----- ENTRIES SHOWN -----

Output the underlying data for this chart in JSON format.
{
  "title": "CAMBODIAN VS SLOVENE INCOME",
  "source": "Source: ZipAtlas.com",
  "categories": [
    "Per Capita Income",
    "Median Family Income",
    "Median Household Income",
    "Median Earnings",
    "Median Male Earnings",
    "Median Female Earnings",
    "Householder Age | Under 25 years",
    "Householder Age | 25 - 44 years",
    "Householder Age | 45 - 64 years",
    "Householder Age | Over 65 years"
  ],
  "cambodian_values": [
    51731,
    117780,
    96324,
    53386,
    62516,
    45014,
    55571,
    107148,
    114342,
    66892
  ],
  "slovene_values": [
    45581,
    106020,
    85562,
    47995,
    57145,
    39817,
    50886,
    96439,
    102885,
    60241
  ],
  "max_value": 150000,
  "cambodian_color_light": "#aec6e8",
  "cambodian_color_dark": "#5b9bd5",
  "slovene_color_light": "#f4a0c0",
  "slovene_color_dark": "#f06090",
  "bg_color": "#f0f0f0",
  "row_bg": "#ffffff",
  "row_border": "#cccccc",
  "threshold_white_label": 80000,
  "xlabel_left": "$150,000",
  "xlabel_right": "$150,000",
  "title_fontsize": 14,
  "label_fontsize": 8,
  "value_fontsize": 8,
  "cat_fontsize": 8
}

-----

→ REQUIRED TASK: The whole listing above needs to be written out again exactly.

→ TASK SOLUTION:
Output the underlying data for this chart in JSON format.
{
  "title": "CAMBODIAN VS SLOVENE INCOME",
  "source": "Source: ZipAtlas.com",
  "categories": [
    "Per Capita Income",
    "Median Family Income",
    "Median Household Income",
    "Median Earnings",
    "Median Male Earnings",
    "Median Female Earnings",
    "Householder Age | Under 25 years",
    "Householder Age | 25 - 44 years",
    "Householder Age | 45 - 64 years",
    "Householder Age | Over 65 years"
  ],
  "cambodian_values": [
    51731,
    117780,
    96324,
    53386,
    62516,
    45014,
    55571,
    107148,
    114342,
    66892
  ],
  "slovene_values": [
    45581,
    106020,
    85562,
    47995,
    57145,
    39817,
    50886,
    96439,
    102885,
    60241
  ],
  "max_value": 150000,
  "cambodian_color_light": "#aec6e8",
  "cambodian_color_dark": "#5b9bd5",
  "slovene_color_light": "#f4a0c0",
  "slovene_color_dark": "#f06090",
  "bg_color": "#f0f0f0",
  "row_bg": "#ffffff",
  "row_border": "#cccccc",
  "threshold_white_label": 80000,
  "xlabel_left": "$150,000",
  "xlabel_right": "$150,000",
  "title_fontsize": 14,
  "label_fontsize": 8,
  "value_fontsize": 8,
  "cat_fontsize": 8
}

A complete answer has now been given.